### The exercise
Pick out every line that holds the string "Madziara" and copy it.

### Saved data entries
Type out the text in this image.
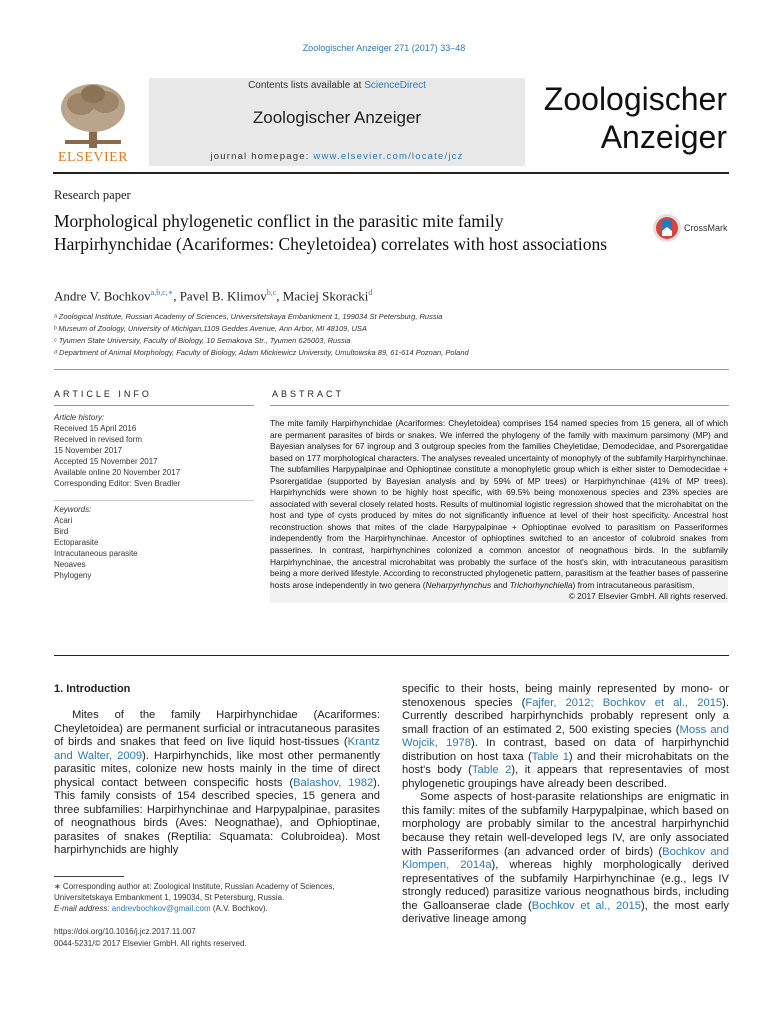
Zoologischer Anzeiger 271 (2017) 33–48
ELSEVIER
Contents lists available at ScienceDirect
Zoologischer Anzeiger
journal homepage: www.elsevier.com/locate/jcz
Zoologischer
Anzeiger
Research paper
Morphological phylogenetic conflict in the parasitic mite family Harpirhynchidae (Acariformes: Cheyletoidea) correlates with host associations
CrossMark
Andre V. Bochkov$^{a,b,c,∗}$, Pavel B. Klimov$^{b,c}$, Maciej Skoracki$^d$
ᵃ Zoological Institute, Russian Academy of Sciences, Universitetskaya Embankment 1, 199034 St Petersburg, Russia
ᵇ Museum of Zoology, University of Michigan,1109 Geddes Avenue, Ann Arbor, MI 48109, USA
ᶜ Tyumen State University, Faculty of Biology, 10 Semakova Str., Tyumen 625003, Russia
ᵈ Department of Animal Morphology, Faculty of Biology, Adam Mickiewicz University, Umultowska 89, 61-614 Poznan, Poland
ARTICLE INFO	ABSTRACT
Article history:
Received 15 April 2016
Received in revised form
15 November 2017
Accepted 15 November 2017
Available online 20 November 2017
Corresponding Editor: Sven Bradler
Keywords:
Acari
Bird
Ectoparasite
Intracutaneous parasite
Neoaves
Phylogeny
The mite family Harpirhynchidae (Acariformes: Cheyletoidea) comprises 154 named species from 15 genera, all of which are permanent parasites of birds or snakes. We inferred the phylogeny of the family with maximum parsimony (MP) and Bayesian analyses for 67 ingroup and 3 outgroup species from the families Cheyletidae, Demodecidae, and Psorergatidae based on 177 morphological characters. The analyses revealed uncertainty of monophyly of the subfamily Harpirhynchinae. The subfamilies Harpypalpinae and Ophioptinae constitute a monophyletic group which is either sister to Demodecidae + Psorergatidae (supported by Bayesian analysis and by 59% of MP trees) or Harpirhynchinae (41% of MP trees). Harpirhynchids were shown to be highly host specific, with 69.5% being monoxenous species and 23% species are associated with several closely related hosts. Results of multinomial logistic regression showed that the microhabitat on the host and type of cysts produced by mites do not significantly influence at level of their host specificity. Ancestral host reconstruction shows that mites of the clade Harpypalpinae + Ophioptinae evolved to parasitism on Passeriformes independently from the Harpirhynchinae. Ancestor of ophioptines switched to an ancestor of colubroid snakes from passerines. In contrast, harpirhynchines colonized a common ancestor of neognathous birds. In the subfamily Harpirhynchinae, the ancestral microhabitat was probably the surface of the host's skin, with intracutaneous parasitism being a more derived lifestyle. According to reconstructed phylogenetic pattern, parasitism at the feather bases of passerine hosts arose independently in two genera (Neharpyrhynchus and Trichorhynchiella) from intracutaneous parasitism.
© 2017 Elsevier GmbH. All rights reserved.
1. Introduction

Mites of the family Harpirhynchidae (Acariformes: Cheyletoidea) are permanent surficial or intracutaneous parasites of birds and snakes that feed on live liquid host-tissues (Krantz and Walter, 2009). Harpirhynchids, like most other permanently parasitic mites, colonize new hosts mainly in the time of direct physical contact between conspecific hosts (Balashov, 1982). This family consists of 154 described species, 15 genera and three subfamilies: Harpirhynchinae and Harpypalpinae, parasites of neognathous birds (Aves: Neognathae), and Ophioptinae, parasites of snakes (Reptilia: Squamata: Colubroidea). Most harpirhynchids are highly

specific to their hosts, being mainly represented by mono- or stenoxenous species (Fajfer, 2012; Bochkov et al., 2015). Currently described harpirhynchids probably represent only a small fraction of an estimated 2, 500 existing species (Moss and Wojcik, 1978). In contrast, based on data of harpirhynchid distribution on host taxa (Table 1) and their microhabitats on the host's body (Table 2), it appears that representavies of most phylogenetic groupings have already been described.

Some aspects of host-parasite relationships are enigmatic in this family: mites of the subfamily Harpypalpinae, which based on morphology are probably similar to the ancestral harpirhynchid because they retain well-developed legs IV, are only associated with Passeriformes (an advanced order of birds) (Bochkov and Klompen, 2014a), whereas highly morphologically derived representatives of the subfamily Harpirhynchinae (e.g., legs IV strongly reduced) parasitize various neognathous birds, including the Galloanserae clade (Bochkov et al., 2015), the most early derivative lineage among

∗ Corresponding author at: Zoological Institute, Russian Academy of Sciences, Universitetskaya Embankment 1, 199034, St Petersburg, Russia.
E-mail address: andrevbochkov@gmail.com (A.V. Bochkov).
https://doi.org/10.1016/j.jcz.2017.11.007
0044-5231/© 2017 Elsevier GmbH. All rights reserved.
---
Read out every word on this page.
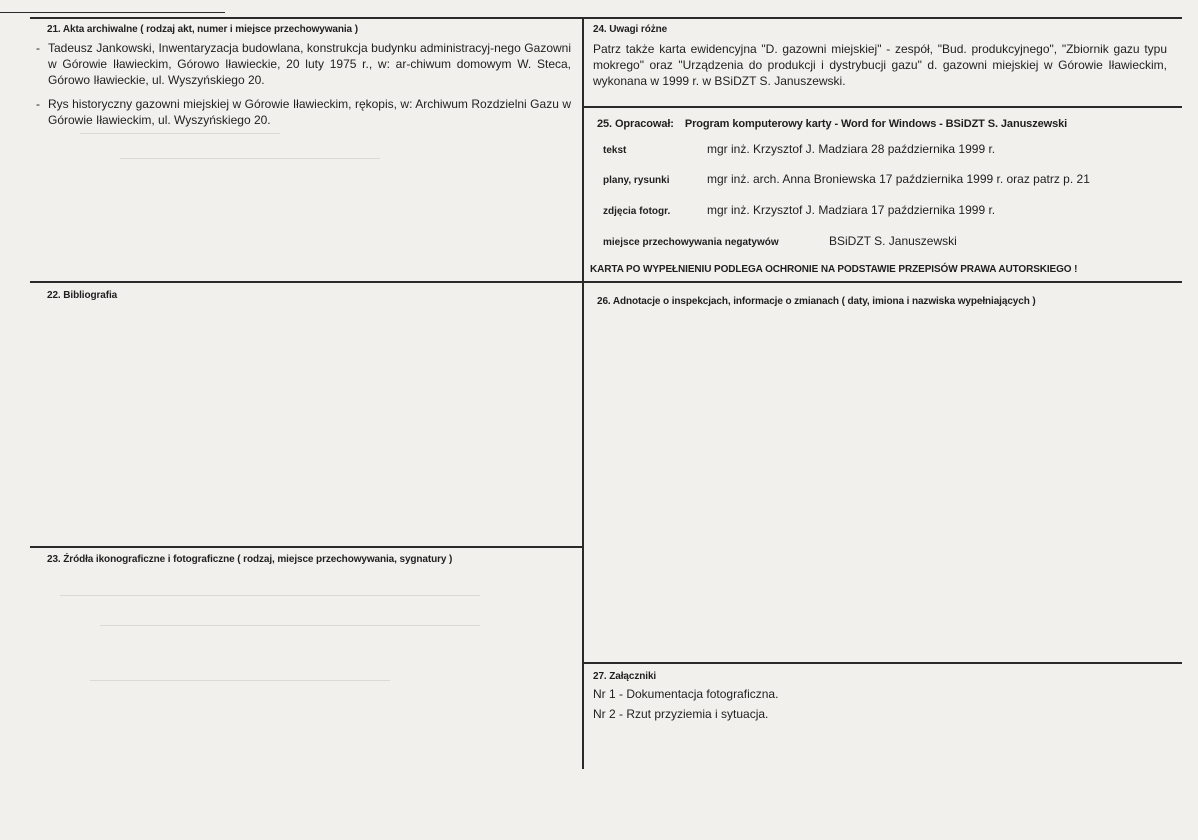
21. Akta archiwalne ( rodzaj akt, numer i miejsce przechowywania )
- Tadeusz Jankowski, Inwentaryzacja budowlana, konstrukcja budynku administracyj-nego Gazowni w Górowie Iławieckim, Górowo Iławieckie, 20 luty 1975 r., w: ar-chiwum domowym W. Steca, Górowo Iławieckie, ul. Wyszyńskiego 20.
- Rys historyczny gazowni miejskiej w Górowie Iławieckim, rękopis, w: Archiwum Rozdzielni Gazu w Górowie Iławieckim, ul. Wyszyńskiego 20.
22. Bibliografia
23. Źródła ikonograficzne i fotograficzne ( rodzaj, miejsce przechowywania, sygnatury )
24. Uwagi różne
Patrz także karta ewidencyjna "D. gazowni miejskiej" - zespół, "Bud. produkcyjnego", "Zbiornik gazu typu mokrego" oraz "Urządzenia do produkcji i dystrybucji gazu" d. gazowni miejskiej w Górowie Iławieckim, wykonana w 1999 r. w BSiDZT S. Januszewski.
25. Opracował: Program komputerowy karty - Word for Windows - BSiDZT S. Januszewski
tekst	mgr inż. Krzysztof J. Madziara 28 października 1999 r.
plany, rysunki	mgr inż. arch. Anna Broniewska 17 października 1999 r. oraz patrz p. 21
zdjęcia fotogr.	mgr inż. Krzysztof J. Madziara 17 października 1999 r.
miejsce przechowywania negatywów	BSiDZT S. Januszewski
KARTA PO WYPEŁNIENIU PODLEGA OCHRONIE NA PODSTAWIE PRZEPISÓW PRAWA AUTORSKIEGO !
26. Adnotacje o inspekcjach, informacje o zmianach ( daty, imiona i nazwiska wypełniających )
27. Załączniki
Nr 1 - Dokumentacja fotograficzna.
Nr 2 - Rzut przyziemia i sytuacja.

### Response
tekst	mgr inż. Krzysztof J. Madziara 28 października 1999 r.
zdjęcia fotogr.	mgr inż. Krzysztof J. Madziara 17 października 1999 r.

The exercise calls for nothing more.